Data items
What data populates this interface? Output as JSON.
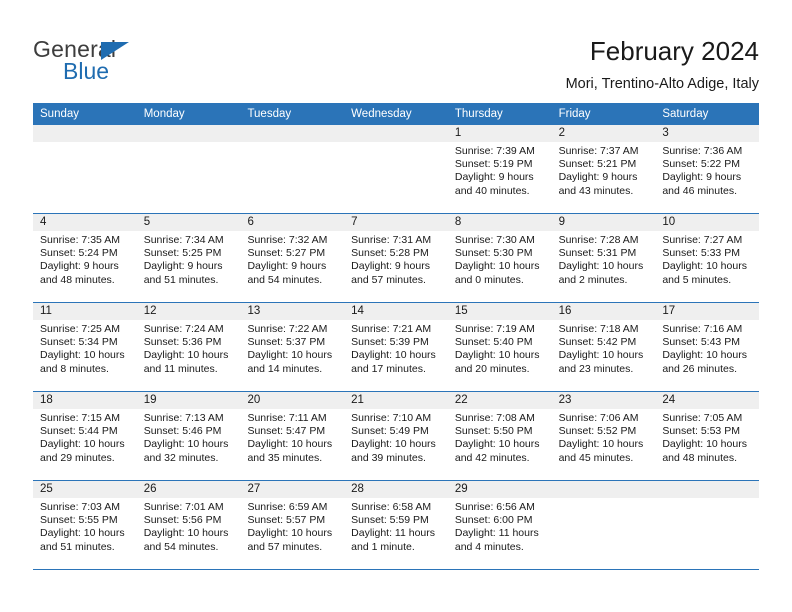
{
  "brand": {
    "name_top": "General",
    "name_bottom": "Blue",
    "triangle_color": "#1f6cb0",
    "text_color": "#3d3d3d"
  },
  "header": {
    "title": "February 2024",
    "subtitle": "Mori, Trentino-Alto Adige, Italy"
  },
  "colors": {
    "header_blue": "#2b74b8",
    "day_band_gray": "#efefef",
    "text": "#1a1a1a"
  },
  "weekday_headers": [
    "Sunday",
    "Monday",
    "Tuesday",
    "Wednesday",
    "Thursday",
    "Friday",
    "Saturday"
  ],
  "labels": {
    "sunrise_prefix": "Sunrise:",
    "sunset_prefix": "Sunset:",
    "daylight_prefix": "Daylight:"
  },
  "weeks": [
    [
      {
        "day": "",
        "l1": "",
        "l2": "",
        "l3": "",
        "l4": ""
      },
      {
        "day": "",
        "l1": "",
        "l2": "",
        "l3": "",
        "l4": ""
      },
      {
        "day": "",
        "l1": "",
        "l2": "",
        "l3": "",
        "l4": ""
      },
      {
        "day": "",
        "l1": "",
        "l2": "",
        "l3": "",
        "l4": ""
      },
      {
        "day": "1",
        "l1": "Sunrise: 7:39 AM",
        "l2": "Sunset: 5:19 PM",
        "l3": "Daylight: 9 hours",
        "l4": "and 40 minutes."
      },
      {
        "day": "2",
        "l1": "Sunrise: 7:37 AM",
        "l2": "Sunset: 5:21 PM",
        "l3": "Daylight: 9 hours",
        "l4": "and 43 minutes."
      },
      {
        "day": "3",
        "l1": "Sunrise: 7:36 AM",
        "l2": "Sunset: 5:22 PM",
        "l3": "Daylight: 9 hours",
        "l4": "and 46 minutes."
      }
    ],
    [
      {
        "day": "4",
        "l1": "Sunrise: 7:35 AM",
        "l2": "Sunset: 5:24 PM",
        "l3": "Daylight: 9 hours",
        "l4": "and 48 minutes."
      },
      {
        "day": "5",
        "l1": "Sunrise: 7:34 AM",
        "l2": "Sunset: 5:25 PM",
        "l3": "Daylight: 9 hours",
        "l4": "and 51 minutes."
      },
      {
        "day": "6",
        "l1": "Sunrise: 7:32 AM",
        "l2": "Sunset: 5:27 PM",
        "l3": "Daylight: 9 hours",
        "l4": "and 54 minutes."
      },
      {
        "day": "7",
        "l1": "Sunrise: 7:31 AM",
        "l2": "Sunset: 5:28 PM",
        "l3": "Daylight: 9 hours",
        "l4": "and 57 minutes."
      },
      {
        "day": "8",
        "l1": "Sunrise: 7:30 AM",
        "l2": "Sunset: 5:30 PM",
        "l3": "Daylight: 10 hours",
        "l4": "and 0 minutes."
      },
      {
        "day": "9",
        "l1": "Sunrise: 7:28 AM",
        "l2": "Sunset: 5:31 PM",
        "l3": "Daylight: 10 hours",
        "l4": "and 2 minutes."
      },
      {
        "day": "10",
        "l1": "Sunrise: 7:27 AM",
        "l2": "Sunset: 5:33 PM",
        "l3": "Daylight: 10 hours",
        "l4": "and 5 minutes."
      }
    ],
    [
      {
        "day": "11",
        "l1": "Sunrise: 7:25 AM",
        "l2": "Sunset: 5:34 PM",
        "l3": "Daylight: 10 hours",
        "l4": "and 8 minutes."
      },
      {
        "day": "12",
        "l1": "Sunrise: 7:24 AM",
        "l2": "Sunset: 5:36 PM",
        "l3": "Daylight: 10 hours",
        "l4": "and 11 minutes."
      },
      {
        "day": "13",
        "l1": "Sunrise: 7:22 AM",
        "l2": "Sunset: 5:37 PM",
        "l3": "Daylight: 10 hours",
        "l4": "and 14 minutes."
      },
      {
        "day": "14",
        "l1": "Sunrise: 7:21 AM",
        "l2": "Sunset: 5:39 PM",
        "l3": "Daylight: 10 hours",
        "l4": "and 17 minutes."
      },
      {
        "day": "15",
        "l1": "Sunrise: 7:19 AM",
        "l2": "Sunset: 5:40 PM",
        "l3": "Daylight: 10 hours",
        "l4": "and 20 minutes."
      },
      {
        "day": "16",
        "l1": "Sunrise: 7:18 AM",
        "l2": "Sunset: 5:42 PM",
        "l3": "Daylight: 10 hours",
        "l4": "and 23 minutes."
      },
      {
        "day": "17",
        "l1": "Sunrise: 7:16 AM",
        "l2": "Sunset: 5:43 PM",
        "l3": "Daylight: 10 hours",
        "l4": "and 26 minutes."
      }
    ],
    [
      {
        "day": "18",
        "l1": "Sunrise: 7:15 AM",
        "l2": "Sunset: 5:44 PM",
        "l3": "Daylight: 10 hours",
        "l4": "and 29 minutes."
      },
      {
        "day": "19",
        "l1": "Sunrise: 7:13 AM",
        "l2": "Sunset: 5:46 PM",
        "l3": "Daylight: 10 hours",
        "l4": "and 32 minutes."
      },
      {
        "day": "20",
        "l1": "Sunrise: 7:11 AM",
        "l2": "Sunset: 5:47 PM",
        "l3": "Daylight: 10 hours",
        "l4": "and 35 minutes."
      },
      {
        "day": "21",
        "l1": "Sunrise: 7:10 AM",
        "l2": "Sunset: 5:49 PM",
        "l3": "Daylight: 10 hours",
        "l4": "and 39 minutes."
      },
      {
        "day": "22",
        "l1": "Sunrise: 7:08 AM",
        "l2": "Sunset: 5:50 PM",
        "l3": "Daylight: 10 hours",
        "l4": "and 42 minutes."
      },
      {
        "day": "23",
        "l1": "Sunrise: 7:06 AM",
        "l2": "Sunset: 5:52 PM",
        "l3": "Daylight: 10 hours",
        "l4": "and 45 minutes."
      },
      {
        "day": "24",
        "l1": "Sunrise: 7:05 AM",
        "l2": "Sunset: 5:53 PM",
        "l3": "Daylight: 10 hours",
        "l4": "and 48 minutes."
      }
    ],
    [
      {
        "day": "25",
        "l1": "Sunrise: 7:03 AM",
        "l2": "Sunset: 5:55 PM",
        "l3": "Daylight: 10 hours",
        "l4": "and 51 minutes."
      },
      {
        "day": "26",
        "l1": "Sunrise: 7:01 AM",
        "l2": "Sunset: 5:56 PM",
        "l3": "Daylight: 10 hours",
        "l4": "and 54 minutes."
      },
      {
        "day": "27",
        "l1": "Sunrise: 6:59 AM",
        "l2": "Sunset: 5:57 PM",
        "l3": "Daylight: 10 hours",
        "l4": "and 57 minutes."
      },
      {
        "day": "28",
        "l1": "Sunrise: 6:58 AM",
        "l2": "Sunset: 5:59 PM",
        "l3": "Daylight: 11 hours",
        "l4": "and 1 minute."
      },
      {
        "day": "29",
        "l1": "Sunrise: 6:56 AM",
        "l2": "Sunset: 6:00 PM",
        "l3": "Daylight: 11 hours",
        "l4": "and 4 minutes."
      },
      {
        "day": "",
        "l1": "",
        "l2": "",
        "l3": "",
        "l4": ""
      },
      {
        "day": "",
        "l1": "",
        "l2": "",
        "l3": "",
        "l4": ""
      }
    ]
  ]
}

WHAT YOU ARE ASKED TO DO>
The entries above are to be returned exactly, without their pictures.

FULL OUTPUT>
What data populates this interface? Output as JSON.
{
  "brand": {
    "name_top": "General",
    "name_bottom": "Blue",
    "triangle_color": "#1f6cb0",
    "text_color": "#3d3d3d"
  },
  "header": {
    "title": "February 2024",
    "subtitle": "Mori, Trentino-Alto Adige, Italy"
  },
  "colors": {
    "header_blue": "#2b74b8",
    "day_band_gray": "#efefef",
    "text": "#1a1a1a"
  },
  "weekday_headers": [
    "Sunday",
    "Monday",
    "Tuesday",
    "Wednesday",
    "Thursday",
    "Friday",
    "Saturday"
  ],
  "labels": {
    "sunrise_prefix": "Sunrise:",
    "sunset_prefix": "Sunset:",
    "daylight_prefix": "Daylight:"
  },
  "weeks": [
    [
      {
        "day": "",
        "l1": "",
        "l2": "",
        "l3": "",
        "l4": ""
      },
      {
        "day": "",
        "l1": "",
        "l2": "",
        "l3": "",
        "l4": ""
      },
      {
        "day": "",
        "l1": "",
        "l2": "",
        "l3": "",
        "l4": ""
      },
      {
        "day": "",
        "l1": "",
        "l2": "",
        "l3": "",
        "l4": ""
      },
      {
        "day": "1",
        "l1": "Sunrise: 7:39 AM",
        "l2": "Sunset: 5:19 PM",
        "l3": "Daylight: 9 hours",
        "l4": "and 40 minutes."
      },
      {
        "day": "2",
        "l1": "Sunrise: 7:37 AM",
        "l2": "Sunset: 5:21 PM",
        "l3": "Daylight: 9 hours",
        "l4": "and 43 minutes."
      },
      {
        "day": "3",
        "l1": "Sunrise: 7:36 AM",
        "l2": "Sunset: 5:22 PM",
        "l3": "Daylight: 9 hours",
        "l4": "and 46 minutes."
      }
    ],
    [
      {
        "day": "4",
        "l1": "Sunrise: 7:35 AM",
        "l2": "Sunset: 5:24 PM",
        "l3": "Daylight: 9 hours",
        "l4": "and 48 minutes."
      },
      {
        "day": "5",
        "l1": "Sunrise: 7:34 AM",
        "l2": "Sunset: 5:25 PM",
        "l3": "Daylight: 9 hours",
        "l4": "and 51 minutes."
      },
      {
        "day": "6",
        "l1": "Sunrise: 7:32 AM",
        "l2": "Sunset: 5:27 PM",
        "l3": "Daylight: 9 hours",
        "l4": "and 54 minutes."
      },
      {
        "day": "7",
        "l1": "Sunrise: 7:31 AM",
        "l2": "Sunset: 5:28 PM",
        "l3": "Daylight: 9 hours",
        "l4": "and 57 minutes."
      },
      {
        "day": "8",
        "l1": "Sunrise: 7:30 AM",
        "l2": "Sunset: 5:30 PM",
        "l3": "Daylight: 10 hours",
        "l4": "and 0 minutes."
      },
      {
        "day": "9",
        "l1": "Sunrise: 7:28 AM",
        "l2": "Sunset: 5:31 PM",
        "l3": "Daylight: 10 hours",
        "l4": "and 2 minutes."
      },
      {
        "day": "10",
        "l1": "Sunrise: 7:27 AM",
        "l2": "Sunset: 5:33 PM",
        "l3": "Daylight: 10 hours",
        "l4": "and 5 minutes."
      }
    ],
    [
      {
        "day": "11",
        "l1": "Sunrise: 7:25 AM",
        "l2": "Sunset: 5:34 PM",
        "l3": "Daylight: 10 hours",
        "l4": "and 8 minutes."
      },
      {
        "day": "12",
        "l1": "Sunrise: 7:24 AM",
        "l2": "Sunset: 5:36 PM",
        "l3": "Daylight: 10 hours",
        "l4": "and 11 minutes."
      },
      {
        "day": "13",
        "l1": "Sunrise: 7:22 AM",
        "l2": "Sunset: 5:37 PM",
        "l3": "Daylight: 10 hours",
        "l4": "and 14 minutes."
      },
      {
        "day": "14",
        "l1": "Sunrise: 7:21 AM",
        "l2": "Sunset: 5:39 PM",
        "l3": "Daylight: 10 hours",
        "l4": "and 17 minutes."
      },
      {
        "day": "15",
        "l1": "Sunrise: 7:19 AM",
        "l2": "Sunset: 5:40 PM",
        "l3": "Daylight: 10 hours",
        "l4": "and 20 minutes."
      },
      {
        "day": "16",
        "l1": "Sunrise: 7:18 AM",
        "l2": "Sunset: 5:42 PM",
        "l3": "Daylight: 10 hours",
        "l4": "and 23 minutes."
      },
      {
        "day": "17",
        "l1": "Sunrise: 7:16 AM",
        "l2": "Sunset: 5:43 PM",
        "l3": "Daylight: 10 hours",
        "l4": "and 26 minutes."
      }
    ],
    [
      {
        "day": "18",
        "l1": "Sunrise: 7:15 AM",
        "l2": "Sunset: 5:44 PM",
        "l3": "Daylight: 10 hours",
        "l4": "and 29 minutes."
      },
      {
        "day": "19",
        "l1": "Sunrise: 7:13 AM",
        "l2": "Sunset: 5:46 PM",
        "l3": "Daylight: 10 hours",
        "l4": "and 32 minutes."
      },
      {
        "day": "20",
        "l1": "Sunrise: 7:11 AM",
        "l2": "Sunset: 5:47 PM",
        "l3": "Daylight: 10 hours",
        "l4": "and 35 minutes."
      },
      {
        "day": "21",
        "l1": "Sunrise: 7:10 AM",
        "l2": "Sunset: 5:49 PM",
        "l3": "Daylight: 10 hours",
        "l4": "and 39 minutes."
      },
      {
        "day": "22",
        "l1": "Sunrise: 7:08 AM",
        "l2": "Sunset: 5:50 PM",
        "l3": "Daylight: 10 hours",
        "l4": "and 42 minutes."
      },
      {
        "day": "23",
        "l1": "Sunrise: 7:06 AM",
        "l2": "Sunset: 5:52 PM",
        "l3": "Daylight: 10 hours",
        "l4": "and 45 minutes."
      },
      {
        "day": "24",
        "l1": "Sunrise: 7:05 AM",
        "l2": "Sunset: 5:53 PM",
        "l3": "Daylight: 10 hours",
        "l4": "and 48 minutes."
      }
    ],
    [
      {
        "day": "25",
        "l1": "Sunrise: 7:03 AM",
        "l2": "Sunset: 5:55 PM",
        "l3": "Daylight: 10 hours",
        "l4": "and 51 minutes."
      },
      {
        "day": "26",
        "l1": "Sunrise: 7:01 AM",
        "l2": "Sunset: 5:56 PM",
        "l3": "Daylight: 10 hours",
        "l4": "and 54 minutes."
      },
      {
        "day": "27",
        "l1": "Sunrise: 6:59 AM",
        "l2": "Sunset: 5:57 PM",
        "l3": "Daylight: 10 hours",
        "l4": "and 57 minutes."
      },
      {
        "day": "28",
        "l1": "Sunrise: 6:58 AM",
        "l2": "Sunset: 5:59 PM",
        "l3": "Daylight: 11 hours",
        "l4": "and 1 minute."
      },
      {
        "day": "29",
        "l1": "Sunrise: 6:56 AM",
        "l2": "Sunset: 6:00 PM",
        "l3": "Daylight: 11 hours",
        "l4": "and 4 minutes."
      },
      {
        "day": "",
        "l1": "",
        "l2": "",
        "l3": "",
        "l4": ""
      },
      {
        "day": "",
        "l1": "",
        "l2": "",
        "l3": "",
        "l4": ""
      }
    ]
  ]
}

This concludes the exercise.